**GIVEN EXERCISE**
Please output every line of the entries below as a numbered list, skipping any blank lines and leaving out the pictures.

**RECORDS FOR THE TASK**
:::
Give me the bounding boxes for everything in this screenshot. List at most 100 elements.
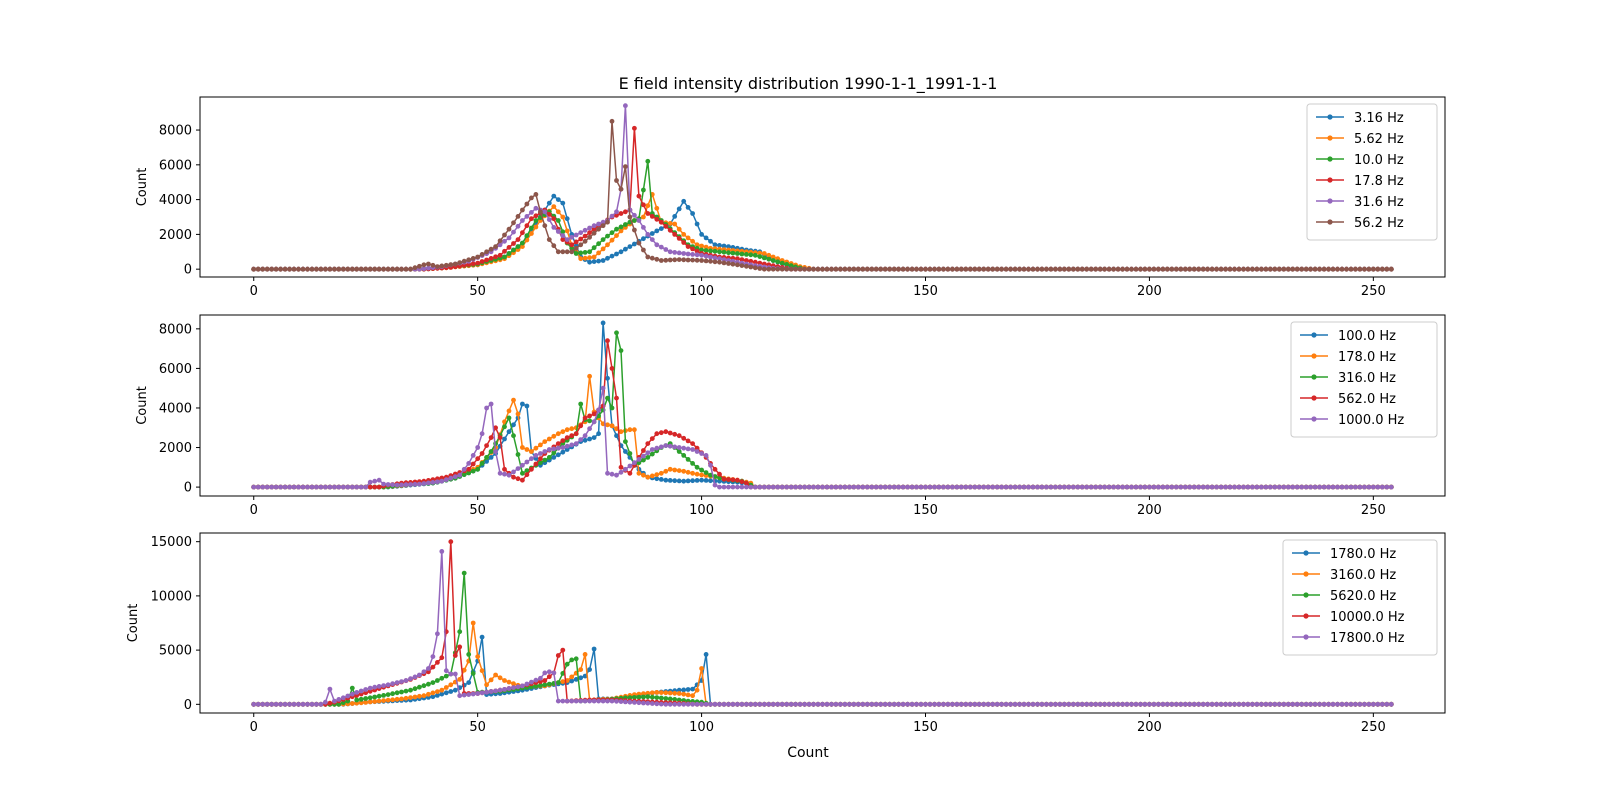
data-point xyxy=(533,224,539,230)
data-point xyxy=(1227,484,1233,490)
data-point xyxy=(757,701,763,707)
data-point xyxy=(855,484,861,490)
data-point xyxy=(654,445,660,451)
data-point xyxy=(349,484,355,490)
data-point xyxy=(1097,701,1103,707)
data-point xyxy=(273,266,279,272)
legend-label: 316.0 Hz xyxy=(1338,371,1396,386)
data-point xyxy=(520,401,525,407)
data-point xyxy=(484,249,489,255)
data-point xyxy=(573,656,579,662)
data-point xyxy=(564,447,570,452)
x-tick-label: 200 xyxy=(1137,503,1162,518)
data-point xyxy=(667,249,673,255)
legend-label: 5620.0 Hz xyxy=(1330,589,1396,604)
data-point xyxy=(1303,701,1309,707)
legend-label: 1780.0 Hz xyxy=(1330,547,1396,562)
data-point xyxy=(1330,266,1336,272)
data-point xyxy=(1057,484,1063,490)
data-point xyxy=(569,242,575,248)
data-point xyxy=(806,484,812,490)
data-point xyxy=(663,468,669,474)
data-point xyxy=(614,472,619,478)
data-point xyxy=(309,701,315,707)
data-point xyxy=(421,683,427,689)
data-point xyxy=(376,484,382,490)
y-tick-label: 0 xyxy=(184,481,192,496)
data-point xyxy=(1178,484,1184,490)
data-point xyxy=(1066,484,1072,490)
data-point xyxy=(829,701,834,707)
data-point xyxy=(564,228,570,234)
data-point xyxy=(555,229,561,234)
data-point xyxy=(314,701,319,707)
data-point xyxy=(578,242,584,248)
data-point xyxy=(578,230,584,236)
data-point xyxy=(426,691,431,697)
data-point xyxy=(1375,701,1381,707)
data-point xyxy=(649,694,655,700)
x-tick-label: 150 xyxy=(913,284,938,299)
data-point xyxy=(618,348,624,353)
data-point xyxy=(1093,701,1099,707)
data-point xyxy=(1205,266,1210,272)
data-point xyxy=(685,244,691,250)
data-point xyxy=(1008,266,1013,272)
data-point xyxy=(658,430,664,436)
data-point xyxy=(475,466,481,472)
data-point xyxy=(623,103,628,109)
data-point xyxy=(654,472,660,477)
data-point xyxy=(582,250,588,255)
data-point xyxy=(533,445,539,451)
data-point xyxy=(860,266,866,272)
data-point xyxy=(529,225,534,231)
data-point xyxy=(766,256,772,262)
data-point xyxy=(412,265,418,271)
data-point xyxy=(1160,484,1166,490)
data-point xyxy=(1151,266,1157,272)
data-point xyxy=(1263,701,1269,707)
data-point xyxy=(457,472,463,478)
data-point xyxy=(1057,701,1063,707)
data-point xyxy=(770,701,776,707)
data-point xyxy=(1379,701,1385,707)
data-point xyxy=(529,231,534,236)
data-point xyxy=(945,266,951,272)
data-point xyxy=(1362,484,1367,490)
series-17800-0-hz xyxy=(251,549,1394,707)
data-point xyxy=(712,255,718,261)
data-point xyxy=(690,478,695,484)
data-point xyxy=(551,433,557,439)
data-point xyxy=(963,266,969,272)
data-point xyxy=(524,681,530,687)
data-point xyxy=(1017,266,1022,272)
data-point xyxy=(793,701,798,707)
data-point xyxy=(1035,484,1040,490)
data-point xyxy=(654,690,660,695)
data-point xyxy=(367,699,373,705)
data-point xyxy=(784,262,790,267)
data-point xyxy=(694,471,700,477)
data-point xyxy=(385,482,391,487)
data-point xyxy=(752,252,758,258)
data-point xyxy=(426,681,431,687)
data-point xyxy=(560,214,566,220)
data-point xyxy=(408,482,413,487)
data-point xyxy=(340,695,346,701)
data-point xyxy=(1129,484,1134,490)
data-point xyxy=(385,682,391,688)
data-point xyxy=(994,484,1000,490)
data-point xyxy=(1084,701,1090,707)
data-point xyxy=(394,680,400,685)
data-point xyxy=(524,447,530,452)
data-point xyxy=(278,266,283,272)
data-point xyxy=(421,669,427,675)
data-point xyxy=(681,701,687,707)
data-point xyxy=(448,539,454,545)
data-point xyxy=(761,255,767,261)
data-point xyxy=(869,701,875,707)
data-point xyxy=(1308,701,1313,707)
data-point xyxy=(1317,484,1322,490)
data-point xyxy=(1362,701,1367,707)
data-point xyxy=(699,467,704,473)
:::
**COMPLETE RESPONSE**
1. Give me the bounding boxes for everything in this screenshot. List at most 100 elements.
2. data-point xyxy=(533,224,539,230)
3. data-point xyxy=(1227,484,1233,490)
4. data-point xyxy=(757,701,763,707)
5. data-point xyxy=(855,484,861,490)
6. data-point xyxy=(654,445,660,451)
7. data-point xyxy=(349,484,355,490)
8. data-point xyxy=(1097,701,1103,707)
9. data-point xyxy=(273,266,279,272)
10. legend-label: 316.0 Hz xyxy=(1338,371,1396,386)
11. data-point xyxy=(520,401,525,407)
12. data-point xyxy=(484,249,489,255)
13. data-point xyxy=(573,656,579,662)
14. data-point xyxy=(564,447,570,452)
15. x-tick-label: 200 xyxy=(1137,503,1162,518)
16. data-point xyxy=(667,249,673,255)
17. legend-label: 5620.0 Hz xyxy=(1330,589,1396,604)
18. data-point xyxy=(1303,701,1309,707)
19. legend-label: 1780.0 Hz xyxy=(1330,547,1396,562)
20. data-point xyxy=(1330,266,1336,272)
21. data-point xyxy=(1057,484,1063,490)
22. data-point xyxy=(569,242,575,248)
23. data-point xyxy=(806,484,812,490)
24. data-point xyxy=(663,468,669,474)
25. data-point xyxy=(614,472,619,478)
26. data-point xyxy=(309,701,315,707)
27. data-point xyxy=(421,683,427,689)
28. data-point xyxy=(376,484,382,490)
29. y-tick-label: 0 xyxy=(184,481,192,496)
30. data-point xyxy=(1178,484,1184,490)
31. data-point xyxy=(1066,484,1072,490)
32. data-point xyxy=(829,701,834,707)
33. data-point xyxy=(564,228,570,234)
34. data-point xyxy=(555,229,561,234)
35. data-point xyxy=(314,701,319,707)
36. data-point xyxy=(578,242,584,248)
37. data-point xyxy=(578,230,584,236)
38. data-point xyxy=(426,691,431,697)
39. data-point xyxy=(1375,701,1381,707)
40. data-point xyxy=(649,694,655,700)
41. x-tick-label: 150 xyxy=(913,284,938,299)
42. data-point xyxy=(618,348,624,353)
43. data-point xyxy=(1093,701,1099,707)
44. data-point xyxy=(1205,266,1210,272)
45. data-point xyxy=(685,244,691,250)
46. data-point xyxy=(1008,266,1013,272)
47. data-point xyxy=(658,430,664,436)
48. data-point xyxy=(475,466,481,472)
49. data-point xyxy=(623,103,628,109)
50. data-point xyxy=(654,472,660,477)
51. data-point xyxy=(582,250,588,255)
52. data-point xyxy=(533,445,539,451)
53. data-point xyxy=(860,266,866,272)
54. data-point xyxy=(529,225,534,231)
55. data-point xyxy=(766,256,772,262)
56. data-point xyxy=(412,265,418,271)
57. data-point xyxy=(1160,484,1166,490)
58. data-point xyxy=(1151,266,1157,272)
59. data-point xyxy=(1263,701,1269,707)
60. data-point xyxy=(457,472,463,478)
61. data-point xyxy=(1057,701,1063,707)
62. data-point xyxy=(770,701,776,707)
63. data-point xyxy=(1379,701,1385,707)
64. data-point xyxy=(529,231,534,236)
65. data-point xyxy=(945,266,951,272)
66. data-point xyxy=(1362,484,1367,490)
67. series-17800-0-hz xyxy=(251,549,1394,707)
68. data-point xyxy=(712,255,718,261)
69. data-point xyxy=(690,478,695,484)
70. data-point xyxy=(551,433,557,439)
71. data-point xyxy=(963,266,969,272)
72. data-point xyxy=(524,681,530,687)
73. data-point xyxy=(1017,266,1022,272)
74. data-point xyxy=(793,701,798,707)
75. data-point xyxy=(1035,484,1040,490)
76. data-point xyxy=(654,690,660,695)
77. data-point xyxy=(367,699,373,705)
78. data-point xyxy=(784,262,790,267)
79. data-point xyxy=(694,471,700,477)
80. data-point xyxy=(385,482,391,487)
81. data-point xyxy=(752,252,758,258)
82. data-point xyxy=(426,681,431,687)
83. data-point xyxy=(560,214,566,220)
84. data-point xyxy=(408,482,413,487)
85. data-point xyxy=(340,695,346,701)
86. data-point xyxy=(1129,484,1134,490)
87. data-point xyxy=(385,682,391,688)
88. data-point xyxy=(994,484,1000,490)
89. data-point xyxy=(1084,701,1090,707)
90. data-point xyxy=(394,680,400,685)
91. data-point xyxy=(524,447,530,452)
92. data-point xyxy=(278,266,283,272)
93. data-point xyxy=(421,669,427,675)
94. data-point xyxy=(681,701,687,707)
95. data-point xyxy=(448,539,454,545)
96. data-point xyxy=(761,255,767,261)
97. data-point xyxy=(869,701,875,707)
98. data-point xyxy=(1308,701,1313,707)
99. data-point xyxy=(1317,484,1322,490)
100. data-point xyxy=(1362,701,1367,707)
101. data-point xyxy=(699,467,704,473)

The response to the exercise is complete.